- TEXT PROVIDED:
═══
Kernel 2.6, Fedora, and ECN - or "Why do I get connection refused / timed out on website so-and-so?"
People too slack to run a decent firewall (like whoever carries the traffic between me and www.news.com.au) won't be getting too many hits from Fedora users who have updated to kernel 2.6. Unless said users bother to find out this little nugget - 2.6 Kernels in Fedora ship with ECN enabled. Huh? What's ECN? It's Explicit Congestion Notification, nicely overviewed here by Peter Samuelson, and it helps hosts to more efficiently negotiate just how many bits they can ram down each other's throats without going backwards. The problem is that some crappy firewalls and routers (ie, outdated and bad, or just bad) will drop packets that have ECN enabled on them. They shouldn't, but they do. There are two ways to get around this:
- Contact the owner of the router/host in question, and get them to update/repair their system so it passes ECN traffic
- Disable ECN on your host so that you can get through.
═══
- DATA:
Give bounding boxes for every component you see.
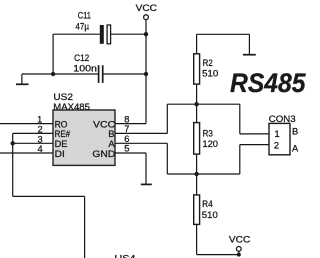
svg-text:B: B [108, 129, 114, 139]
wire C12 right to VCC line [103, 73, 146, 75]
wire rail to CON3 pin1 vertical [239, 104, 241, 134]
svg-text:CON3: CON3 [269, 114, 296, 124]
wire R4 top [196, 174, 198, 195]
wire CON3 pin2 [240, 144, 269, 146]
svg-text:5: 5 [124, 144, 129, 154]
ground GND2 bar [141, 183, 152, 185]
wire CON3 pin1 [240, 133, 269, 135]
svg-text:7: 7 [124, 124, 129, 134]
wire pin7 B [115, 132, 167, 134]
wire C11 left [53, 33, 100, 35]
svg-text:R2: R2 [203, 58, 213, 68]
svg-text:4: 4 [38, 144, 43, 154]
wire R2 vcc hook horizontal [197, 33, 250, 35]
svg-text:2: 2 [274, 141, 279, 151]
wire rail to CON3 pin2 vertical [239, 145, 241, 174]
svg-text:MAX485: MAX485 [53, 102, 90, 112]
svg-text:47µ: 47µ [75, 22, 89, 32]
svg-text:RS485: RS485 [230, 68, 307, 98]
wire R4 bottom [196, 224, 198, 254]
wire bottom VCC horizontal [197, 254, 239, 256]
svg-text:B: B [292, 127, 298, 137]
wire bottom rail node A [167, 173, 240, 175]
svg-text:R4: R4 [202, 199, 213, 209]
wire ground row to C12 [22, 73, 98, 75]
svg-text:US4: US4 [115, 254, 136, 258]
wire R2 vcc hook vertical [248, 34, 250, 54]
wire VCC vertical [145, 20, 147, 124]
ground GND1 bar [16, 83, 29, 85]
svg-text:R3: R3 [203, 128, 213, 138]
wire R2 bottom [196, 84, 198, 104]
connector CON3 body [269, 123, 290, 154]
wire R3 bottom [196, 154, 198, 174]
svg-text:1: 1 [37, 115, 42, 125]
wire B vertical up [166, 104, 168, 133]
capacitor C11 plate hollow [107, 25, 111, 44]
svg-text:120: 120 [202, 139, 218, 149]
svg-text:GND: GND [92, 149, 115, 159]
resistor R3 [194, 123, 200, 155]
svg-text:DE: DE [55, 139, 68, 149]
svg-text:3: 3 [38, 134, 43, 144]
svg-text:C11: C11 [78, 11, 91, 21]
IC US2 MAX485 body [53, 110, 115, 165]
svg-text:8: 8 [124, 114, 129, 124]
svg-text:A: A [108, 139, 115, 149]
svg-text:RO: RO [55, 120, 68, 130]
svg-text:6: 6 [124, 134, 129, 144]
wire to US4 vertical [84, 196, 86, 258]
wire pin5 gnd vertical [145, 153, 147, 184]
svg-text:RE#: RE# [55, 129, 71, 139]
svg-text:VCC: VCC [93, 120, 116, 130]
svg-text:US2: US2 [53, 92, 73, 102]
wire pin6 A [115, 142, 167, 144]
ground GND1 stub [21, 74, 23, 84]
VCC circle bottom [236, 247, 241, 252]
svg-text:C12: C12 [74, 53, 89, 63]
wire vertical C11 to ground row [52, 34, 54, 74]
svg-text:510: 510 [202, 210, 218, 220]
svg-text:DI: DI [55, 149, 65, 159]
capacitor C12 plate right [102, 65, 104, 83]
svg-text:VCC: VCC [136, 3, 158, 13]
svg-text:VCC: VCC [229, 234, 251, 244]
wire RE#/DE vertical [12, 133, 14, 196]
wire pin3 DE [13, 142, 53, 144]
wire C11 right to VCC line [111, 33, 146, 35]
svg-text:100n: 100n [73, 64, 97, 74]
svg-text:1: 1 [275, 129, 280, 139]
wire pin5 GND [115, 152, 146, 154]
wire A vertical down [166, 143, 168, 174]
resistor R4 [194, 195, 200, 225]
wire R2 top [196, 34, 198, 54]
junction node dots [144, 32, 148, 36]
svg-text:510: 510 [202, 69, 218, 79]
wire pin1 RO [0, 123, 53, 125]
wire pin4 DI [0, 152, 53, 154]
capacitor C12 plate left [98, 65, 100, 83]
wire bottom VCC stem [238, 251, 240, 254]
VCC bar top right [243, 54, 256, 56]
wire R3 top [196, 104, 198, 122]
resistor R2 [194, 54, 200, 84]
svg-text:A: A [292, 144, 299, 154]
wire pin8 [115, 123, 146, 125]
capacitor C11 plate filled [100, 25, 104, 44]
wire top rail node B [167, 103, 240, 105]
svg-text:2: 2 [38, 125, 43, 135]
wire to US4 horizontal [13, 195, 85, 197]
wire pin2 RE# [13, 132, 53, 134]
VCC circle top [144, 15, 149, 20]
═══
- YOUR TASKS:
1. In the post on Fedora and ECN, what does ECN stand for?
2. List every person, operating system distribution, and website named in the post on Fedora and ECN.
The records come from a different source than the post on Fedora and ECN.

- SOLUTION SET:
1. Explicit Congestion Notification

2.
- Fedora
- www.news.com.au
- Peter Samuelson